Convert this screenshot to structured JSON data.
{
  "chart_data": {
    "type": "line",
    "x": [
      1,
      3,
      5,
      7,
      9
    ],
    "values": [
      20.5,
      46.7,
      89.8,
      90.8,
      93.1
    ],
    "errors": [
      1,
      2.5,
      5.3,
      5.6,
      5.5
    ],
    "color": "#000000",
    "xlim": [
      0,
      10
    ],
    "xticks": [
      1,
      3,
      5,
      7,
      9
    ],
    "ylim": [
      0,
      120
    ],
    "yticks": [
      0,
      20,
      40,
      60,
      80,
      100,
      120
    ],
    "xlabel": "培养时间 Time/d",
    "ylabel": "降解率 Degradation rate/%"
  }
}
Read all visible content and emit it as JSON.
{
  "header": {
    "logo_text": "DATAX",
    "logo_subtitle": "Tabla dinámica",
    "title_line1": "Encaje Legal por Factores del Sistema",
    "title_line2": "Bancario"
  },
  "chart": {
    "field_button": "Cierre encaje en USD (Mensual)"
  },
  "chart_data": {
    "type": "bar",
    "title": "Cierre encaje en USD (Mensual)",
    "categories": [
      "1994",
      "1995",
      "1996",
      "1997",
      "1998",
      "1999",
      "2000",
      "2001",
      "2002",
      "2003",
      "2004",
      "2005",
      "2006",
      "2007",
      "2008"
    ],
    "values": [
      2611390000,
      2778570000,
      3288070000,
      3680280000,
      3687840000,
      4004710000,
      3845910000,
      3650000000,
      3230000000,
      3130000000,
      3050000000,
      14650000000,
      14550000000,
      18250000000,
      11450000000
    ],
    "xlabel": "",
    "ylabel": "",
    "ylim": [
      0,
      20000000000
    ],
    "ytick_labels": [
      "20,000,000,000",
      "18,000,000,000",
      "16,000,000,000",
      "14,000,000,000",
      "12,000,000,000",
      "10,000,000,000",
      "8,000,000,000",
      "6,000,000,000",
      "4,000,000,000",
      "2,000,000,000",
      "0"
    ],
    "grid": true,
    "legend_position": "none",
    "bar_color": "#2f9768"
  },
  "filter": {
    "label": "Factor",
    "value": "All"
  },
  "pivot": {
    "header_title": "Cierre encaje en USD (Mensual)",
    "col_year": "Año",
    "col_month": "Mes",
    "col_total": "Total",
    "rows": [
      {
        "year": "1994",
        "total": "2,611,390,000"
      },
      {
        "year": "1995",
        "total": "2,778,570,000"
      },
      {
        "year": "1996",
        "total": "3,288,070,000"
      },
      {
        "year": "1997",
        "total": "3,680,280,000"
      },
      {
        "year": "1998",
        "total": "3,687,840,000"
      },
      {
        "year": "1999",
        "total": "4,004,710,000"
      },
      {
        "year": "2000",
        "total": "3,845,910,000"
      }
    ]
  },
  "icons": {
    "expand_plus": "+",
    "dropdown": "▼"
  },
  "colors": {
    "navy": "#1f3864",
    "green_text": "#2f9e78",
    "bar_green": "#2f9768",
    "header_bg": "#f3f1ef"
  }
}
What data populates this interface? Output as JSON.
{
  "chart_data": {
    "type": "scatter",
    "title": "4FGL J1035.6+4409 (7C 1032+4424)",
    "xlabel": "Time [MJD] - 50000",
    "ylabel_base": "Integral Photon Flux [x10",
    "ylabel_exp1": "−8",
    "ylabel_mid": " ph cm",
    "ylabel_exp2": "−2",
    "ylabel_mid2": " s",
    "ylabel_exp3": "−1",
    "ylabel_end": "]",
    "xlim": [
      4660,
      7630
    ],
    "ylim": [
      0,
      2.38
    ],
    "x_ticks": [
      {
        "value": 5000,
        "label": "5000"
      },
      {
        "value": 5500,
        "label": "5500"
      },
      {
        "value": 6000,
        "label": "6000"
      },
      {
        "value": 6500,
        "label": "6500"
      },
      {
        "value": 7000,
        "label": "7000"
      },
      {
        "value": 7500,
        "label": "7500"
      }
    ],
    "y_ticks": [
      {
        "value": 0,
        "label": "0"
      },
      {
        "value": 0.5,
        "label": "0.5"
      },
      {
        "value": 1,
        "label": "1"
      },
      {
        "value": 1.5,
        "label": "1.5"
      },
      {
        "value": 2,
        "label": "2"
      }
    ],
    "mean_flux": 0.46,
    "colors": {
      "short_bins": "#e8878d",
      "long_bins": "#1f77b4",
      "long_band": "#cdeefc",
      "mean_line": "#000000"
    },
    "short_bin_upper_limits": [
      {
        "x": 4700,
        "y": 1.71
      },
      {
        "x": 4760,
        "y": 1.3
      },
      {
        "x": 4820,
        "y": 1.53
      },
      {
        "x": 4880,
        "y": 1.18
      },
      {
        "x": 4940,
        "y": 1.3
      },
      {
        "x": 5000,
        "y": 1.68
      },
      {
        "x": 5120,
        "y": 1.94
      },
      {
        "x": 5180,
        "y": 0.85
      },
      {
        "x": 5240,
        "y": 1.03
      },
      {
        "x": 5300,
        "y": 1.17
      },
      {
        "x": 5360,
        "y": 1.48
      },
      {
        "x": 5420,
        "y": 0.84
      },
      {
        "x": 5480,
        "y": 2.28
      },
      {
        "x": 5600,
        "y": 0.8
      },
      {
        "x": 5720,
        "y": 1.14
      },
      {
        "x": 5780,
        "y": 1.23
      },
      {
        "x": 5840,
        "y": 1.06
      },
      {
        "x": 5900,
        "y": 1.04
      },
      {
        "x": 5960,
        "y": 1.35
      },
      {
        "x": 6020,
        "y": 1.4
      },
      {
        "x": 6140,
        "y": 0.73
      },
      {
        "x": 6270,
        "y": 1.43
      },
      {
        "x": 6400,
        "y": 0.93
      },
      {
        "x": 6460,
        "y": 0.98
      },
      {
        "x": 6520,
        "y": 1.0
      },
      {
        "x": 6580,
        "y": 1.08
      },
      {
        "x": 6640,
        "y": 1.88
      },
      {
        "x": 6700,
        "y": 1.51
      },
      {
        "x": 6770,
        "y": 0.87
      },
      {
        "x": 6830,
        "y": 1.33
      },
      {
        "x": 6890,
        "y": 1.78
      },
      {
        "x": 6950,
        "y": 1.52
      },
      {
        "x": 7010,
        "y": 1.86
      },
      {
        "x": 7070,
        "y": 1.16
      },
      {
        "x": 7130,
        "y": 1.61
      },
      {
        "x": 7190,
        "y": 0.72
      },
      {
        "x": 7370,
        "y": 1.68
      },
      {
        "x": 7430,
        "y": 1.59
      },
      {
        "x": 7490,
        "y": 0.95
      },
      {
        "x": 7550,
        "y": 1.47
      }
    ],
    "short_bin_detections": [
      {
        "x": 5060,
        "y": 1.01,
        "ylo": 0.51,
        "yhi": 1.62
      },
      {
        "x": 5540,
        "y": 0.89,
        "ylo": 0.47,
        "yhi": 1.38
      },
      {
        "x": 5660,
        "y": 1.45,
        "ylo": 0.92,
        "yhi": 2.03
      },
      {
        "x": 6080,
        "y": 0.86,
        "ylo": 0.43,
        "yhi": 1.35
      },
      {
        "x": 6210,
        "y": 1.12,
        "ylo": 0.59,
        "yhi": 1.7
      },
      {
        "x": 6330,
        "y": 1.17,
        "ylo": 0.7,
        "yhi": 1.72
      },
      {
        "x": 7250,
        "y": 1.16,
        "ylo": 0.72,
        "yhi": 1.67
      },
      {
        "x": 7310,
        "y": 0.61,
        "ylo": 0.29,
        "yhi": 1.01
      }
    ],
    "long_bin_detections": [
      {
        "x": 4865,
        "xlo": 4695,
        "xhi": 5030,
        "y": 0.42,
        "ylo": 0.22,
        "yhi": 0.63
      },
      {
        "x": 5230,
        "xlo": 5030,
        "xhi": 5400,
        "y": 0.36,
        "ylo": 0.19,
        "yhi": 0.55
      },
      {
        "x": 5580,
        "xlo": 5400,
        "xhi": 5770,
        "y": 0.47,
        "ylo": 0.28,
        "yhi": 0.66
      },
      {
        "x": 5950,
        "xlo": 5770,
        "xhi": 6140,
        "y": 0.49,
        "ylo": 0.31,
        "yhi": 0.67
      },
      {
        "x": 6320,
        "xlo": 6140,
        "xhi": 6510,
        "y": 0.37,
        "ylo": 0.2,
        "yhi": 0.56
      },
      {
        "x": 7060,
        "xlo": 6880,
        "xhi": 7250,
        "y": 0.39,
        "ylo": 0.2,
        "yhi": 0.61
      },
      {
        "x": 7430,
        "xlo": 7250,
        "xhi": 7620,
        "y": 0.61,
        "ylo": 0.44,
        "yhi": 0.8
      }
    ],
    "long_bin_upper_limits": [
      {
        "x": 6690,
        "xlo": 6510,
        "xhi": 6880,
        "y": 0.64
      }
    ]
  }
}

◇ ◇ ◇ ◇

◆ Task to complete ◆
Locate each line with the word "this" and copy it.

◆ Result ◆
Convert this screenshot to structured JSON data.
What data populates this interface? Output as JSON.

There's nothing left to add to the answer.